_GIVEN REQUEST_: Show all lines holding "Saywell".

##### DATA RECORDS #####

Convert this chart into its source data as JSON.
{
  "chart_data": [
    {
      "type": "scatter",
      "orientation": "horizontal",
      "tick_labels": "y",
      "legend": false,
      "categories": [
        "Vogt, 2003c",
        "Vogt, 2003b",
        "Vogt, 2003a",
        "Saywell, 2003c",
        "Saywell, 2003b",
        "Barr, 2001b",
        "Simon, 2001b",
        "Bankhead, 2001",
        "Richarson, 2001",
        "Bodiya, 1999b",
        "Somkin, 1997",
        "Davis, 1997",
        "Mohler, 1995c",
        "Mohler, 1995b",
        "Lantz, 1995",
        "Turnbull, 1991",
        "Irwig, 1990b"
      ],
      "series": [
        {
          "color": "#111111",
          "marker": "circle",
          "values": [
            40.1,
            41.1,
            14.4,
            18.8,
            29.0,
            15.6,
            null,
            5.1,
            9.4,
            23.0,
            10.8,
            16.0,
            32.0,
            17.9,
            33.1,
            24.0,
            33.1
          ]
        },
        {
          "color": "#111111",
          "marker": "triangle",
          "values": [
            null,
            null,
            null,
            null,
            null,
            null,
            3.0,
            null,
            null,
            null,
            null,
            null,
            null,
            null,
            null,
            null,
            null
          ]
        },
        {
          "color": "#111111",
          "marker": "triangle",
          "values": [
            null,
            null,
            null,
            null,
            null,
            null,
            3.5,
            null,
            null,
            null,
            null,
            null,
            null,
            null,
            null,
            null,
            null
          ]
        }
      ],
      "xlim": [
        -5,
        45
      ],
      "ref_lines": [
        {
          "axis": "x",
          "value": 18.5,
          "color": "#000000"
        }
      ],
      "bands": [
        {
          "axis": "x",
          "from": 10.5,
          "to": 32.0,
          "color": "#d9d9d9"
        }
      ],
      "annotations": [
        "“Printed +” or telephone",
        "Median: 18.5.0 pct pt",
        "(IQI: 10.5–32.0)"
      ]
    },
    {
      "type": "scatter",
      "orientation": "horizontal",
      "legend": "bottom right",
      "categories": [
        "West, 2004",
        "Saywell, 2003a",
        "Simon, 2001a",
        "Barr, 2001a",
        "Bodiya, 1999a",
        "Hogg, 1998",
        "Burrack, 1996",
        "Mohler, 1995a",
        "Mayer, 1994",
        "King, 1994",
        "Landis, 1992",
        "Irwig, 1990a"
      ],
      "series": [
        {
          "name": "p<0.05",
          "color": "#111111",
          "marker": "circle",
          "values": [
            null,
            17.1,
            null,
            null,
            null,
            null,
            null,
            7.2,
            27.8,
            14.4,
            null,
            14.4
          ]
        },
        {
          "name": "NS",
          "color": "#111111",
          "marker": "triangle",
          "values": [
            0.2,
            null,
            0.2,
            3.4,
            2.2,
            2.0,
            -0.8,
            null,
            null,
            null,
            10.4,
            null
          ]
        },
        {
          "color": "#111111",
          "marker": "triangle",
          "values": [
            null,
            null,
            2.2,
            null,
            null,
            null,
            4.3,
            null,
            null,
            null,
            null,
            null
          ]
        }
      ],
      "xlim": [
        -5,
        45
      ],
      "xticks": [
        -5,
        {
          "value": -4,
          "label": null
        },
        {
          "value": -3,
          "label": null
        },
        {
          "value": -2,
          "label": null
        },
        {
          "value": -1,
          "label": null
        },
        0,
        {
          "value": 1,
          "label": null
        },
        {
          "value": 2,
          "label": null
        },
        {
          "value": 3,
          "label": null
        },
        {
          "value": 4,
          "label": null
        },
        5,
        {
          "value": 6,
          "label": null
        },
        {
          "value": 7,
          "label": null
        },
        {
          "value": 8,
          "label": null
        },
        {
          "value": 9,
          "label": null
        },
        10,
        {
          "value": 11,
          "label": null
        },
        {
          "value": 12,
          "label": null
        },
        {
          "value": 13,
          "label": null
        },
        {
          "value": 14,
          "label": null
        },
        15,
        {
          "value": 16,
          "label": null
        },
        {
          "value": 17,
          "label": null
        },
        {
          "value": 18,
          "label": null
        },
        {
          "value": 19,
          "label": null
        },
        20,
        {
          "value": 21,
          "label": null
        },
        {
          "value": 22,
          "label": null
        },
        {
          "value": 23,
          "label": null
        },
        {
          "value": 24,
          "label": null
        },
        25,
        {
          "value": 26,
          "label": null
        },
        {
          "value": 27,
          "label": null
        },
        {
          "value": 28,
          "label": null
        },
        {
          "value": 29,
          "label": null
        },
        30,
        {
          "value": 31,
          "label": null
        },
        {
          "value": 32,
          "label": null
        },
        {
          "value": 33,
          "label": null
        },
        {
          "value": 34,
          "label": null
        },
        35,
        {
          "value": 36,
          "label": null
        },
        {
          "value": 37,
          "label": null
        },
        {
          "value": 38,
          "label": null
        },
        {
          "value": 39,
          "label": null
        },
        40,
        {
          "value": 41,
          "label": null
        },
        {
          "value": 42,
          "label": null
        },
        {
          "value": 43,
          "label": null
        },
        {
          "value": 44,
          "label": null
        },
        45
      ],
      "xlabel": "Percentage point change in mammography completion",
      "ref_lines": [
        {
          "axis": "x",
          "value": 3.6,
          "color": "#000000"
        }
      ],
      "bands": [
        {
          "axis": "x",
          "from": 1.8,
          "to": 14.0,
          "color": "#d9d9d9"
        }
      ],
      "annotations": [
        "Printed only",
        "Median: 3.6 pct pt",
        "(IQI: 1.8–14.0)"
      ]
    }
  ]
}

#####

_RESPONSE TO THIS TASK_:
        "Saywell, 2003c",
        "Saywell, 2003b",
        "Saywell, 2003a",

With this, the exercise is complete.